Stated task:
Transcribe every one of the records below line for line, without altering a single character.

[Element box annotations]

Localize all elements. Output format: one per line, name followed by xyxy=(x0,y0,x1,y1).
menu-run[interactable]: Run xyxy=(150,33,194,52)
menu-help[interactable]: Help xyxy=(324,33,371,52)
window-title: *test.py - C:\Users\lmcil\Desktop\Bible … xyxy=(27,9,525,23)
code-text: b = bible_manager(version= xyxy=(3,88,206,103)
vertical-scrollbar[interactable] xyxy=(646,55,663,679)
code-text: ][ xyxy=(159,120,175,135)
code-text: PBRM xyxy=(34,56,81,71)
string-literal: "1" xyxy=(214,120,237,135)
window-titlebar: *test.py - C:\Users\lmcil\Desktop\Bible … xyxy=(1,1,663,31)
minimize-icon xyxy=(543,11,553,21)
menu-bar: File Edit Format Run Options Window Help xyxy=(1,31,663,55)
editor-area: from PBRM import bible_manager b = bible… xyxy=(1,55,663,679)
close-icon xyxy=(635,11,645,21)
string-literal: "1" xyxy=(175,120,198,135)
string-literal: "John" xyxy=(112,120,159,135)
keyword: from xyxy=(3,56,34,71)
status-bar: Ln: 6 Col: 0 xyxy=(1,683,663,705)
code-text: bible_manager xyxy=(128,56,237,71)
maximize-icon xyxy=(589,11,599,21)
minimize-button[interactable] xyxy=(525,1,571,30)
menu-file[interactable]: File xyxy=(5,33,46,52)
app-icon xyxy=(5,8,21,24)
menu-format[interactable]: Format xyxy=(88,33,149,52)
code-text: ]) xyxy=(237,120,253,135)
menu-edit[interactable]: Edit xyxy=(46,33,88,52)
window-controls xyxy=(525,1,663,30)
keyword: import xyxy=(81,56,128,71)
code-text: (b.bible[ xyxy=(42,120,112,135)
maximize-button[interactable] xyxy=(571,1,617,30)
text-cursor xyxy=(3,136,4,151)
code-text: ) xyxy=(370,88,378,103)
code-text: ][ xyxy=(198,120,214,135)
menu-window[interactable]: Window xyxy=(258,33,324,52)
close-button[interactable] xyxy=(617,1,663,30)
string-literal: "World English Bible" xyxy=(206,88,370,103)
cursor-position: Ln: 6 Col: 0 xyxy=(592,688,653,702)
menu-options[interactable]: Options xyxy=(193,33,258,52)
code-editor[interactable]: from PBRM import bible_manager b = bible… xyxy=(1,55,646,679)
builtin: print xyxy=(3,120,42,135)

Correct result:
Localize all elements. Output format: one per line, name followed by xyxy=(x0,y0,x1,y1).
menu-run[interactable]: Run xyxy=(150,33,194,52)
menu-help[interactable]: Help xyxy=(324,33,371,52)
window-title: *test.py - C:\Users\lmcil\Desktop\Bible … xyxy=(27,9,525,23)
code-text: b = bible_manager(version= xyxy=(3,88,206,103)
vertical-scrollbar[interactable] xyxy=(646,55,663,679)
code-text: ][ xyxy=(159,120,175,135)
code-text: PBRM xyxy=(34,56,81,71)
string-literal: "1" xyxy=(214,120,237,135)
window-titlebar: *test.py - C:\Users\lmcil\Desktop\Bible … xyxy=(1,1,663,31)
minimize-icon xyxy=(543,11,553,21)
menu-bar: File Edit Format Run Options Window Help xyxy=(1,31,663,55)
editor-area: from PBRM import bible_manager b = bible… xyxy=(1,55,663,679)
close-icon xyxy=(635,11,645,21)
string-literal: "1" xyxy=(175,120,198,135)
string-literal: "John" xyxy=(112,120,159,135)
keyword: from xyxy=(3,56,34,71)
status-bar: Ln: 6 Col: 0 xyxy=(1,683,663,705)
code-text: bible_manager xyxy=(128,56,237,71)
maximize-icon xyxy=(589,11,599,21)
minimize-button[interactable] xyxy=(525,1,571,30)
menu-file[interactable]: File xyxy=(5,33,46,52)
app-icon xyxy=(5,8,21,24)
menu-format[interactable]: Format xyxy=(88,33,149,52)
code-text: ]) xyxy=(237,120,253,135)
menu-edit[interactable]: Edit xyxy=(46,33,88,52)
window-controls xyxy=(525,1,663,30)
keyword: import xyxy=(81,56,128,71)
code-text: (b.bible[ xyxy=(42,120,112,135)
maximize-button[interactable] xyxy=(571,1,617,30)
text-cursor xyxy=(3,136,4,151)
code-text: ) xyxy=(370,88,378,103)
code-text: ][ xyxy=(198,120,214,135)
menu-window[interactable]: Window xyxy=(258,33,324,52)
close-button[interactable] xyxy=(617,1,663,30)
string-literal: "World English Bible" xyxy=(206,88,370,103)
cursor-position: Ln: 6 Col: 0 xyxy=(592,688,653,702)
menu-options[interactable]: Options xyxy=(193,33,258,52)
code-editor[interactable]: from PBRM import bible_manager b = bible… xyxy=(1,55,646,679)
builtin: print xyxy=(3,120,42,135)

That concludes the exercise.